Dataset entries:
▬▬▬▬▬▬
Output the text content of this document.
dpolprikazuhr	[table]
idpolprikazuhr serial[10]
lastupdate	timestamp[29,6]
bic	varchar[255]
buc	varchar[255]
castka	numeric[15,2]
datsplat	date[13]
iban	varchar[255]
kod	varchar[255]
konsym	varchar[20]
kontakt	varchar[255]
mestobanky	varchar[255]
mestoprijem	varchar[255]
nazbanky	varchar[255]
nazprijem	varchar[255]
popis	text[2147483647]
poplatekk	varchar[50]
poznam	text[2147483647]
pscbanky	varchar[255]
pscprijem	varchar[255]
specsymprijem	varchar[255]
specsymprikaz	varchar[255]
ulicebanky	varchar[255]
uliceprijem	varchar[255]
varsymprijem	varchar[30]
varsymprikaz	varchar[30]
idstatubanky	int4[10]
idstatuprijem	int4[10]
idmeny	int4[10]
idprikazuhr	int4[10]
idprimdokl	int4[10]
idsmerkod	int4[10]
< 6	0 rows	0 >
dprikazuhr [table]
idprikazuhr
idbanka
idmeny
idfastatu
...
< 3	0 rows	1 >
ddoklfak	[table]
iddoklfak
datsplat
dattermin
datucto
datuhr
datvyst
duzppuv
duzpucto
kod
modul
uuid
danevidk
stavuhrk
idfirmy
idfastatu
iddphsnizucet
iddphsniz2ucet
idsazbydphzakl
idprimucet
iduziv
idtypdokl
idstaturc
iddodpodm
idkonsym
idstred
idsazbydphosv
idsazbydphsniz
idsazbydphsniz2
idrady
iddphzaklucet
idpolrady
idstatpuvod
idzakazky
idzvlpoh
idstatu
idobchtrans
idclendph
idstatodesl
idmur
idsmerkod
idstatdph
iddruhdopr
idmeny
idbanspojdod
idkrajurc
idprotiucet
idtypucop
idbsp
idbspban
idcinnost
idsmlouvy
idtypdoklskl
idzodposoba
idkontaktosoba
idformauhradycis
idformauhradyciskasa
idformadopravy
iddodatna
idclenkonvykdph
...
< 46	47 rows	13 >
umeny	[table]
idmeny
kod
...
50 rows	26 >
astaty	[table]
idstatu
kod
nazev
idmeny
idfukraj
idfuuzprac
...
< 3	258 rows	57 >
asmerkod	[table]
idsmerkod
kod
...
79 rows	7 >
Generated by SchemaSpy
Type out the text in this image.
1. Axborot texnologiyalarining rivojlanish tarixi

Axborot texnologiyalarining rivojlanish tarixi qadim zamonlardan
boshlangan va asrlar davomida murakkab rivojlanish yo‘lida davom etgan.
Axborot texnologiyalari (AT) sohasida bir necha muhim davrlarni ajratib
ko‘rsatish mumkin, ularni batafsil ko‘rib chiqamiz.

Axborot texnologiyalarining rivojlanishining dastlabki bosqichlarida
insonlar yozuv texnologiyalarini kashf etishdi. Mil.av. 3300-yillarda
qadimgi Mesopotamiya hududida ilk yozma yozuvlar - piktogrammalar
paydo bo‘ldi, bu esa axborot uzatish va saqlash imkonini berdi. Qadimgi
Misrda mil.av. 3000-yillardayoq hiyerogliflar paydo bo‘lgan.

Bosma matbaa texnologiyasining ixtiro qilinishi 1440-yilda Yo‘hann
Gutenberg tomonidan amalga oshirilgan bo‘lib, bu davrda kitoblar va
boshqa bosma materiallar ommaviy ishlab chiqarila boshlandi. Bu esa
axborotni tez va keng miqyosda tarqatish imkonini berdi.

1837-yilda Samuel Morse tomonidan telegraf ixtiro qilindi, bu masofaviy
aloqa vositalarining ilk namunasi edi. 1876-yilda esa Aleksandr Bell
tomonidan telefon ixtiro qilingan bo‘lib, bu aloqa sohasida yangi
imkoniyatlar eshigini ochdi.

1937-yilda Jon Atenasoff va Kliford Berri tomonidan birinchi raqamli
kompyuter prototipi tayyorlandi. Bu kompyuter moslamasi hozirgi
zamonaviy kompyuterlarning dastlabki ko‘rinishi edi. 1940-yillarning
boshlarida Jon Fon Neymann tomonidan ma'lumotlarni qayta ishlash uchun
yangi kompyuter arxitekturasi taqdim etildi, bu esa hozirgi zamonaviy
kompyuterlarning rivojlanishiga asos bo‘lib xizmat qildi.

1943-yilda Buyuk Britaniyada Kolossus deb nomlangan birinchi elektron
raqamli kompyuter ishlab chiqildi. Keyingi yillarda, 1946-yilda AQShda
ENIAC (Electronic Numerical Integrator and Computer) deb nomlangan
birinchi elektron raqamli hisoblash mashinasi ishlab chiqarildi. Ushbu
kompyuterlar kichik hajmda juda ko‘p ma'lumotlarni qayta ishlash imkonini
▬▬▬▬▬▬
-- Requirement --
Scan the records above and report how many lines include the word "raqamli", without any other text.

-- Exercise output --
3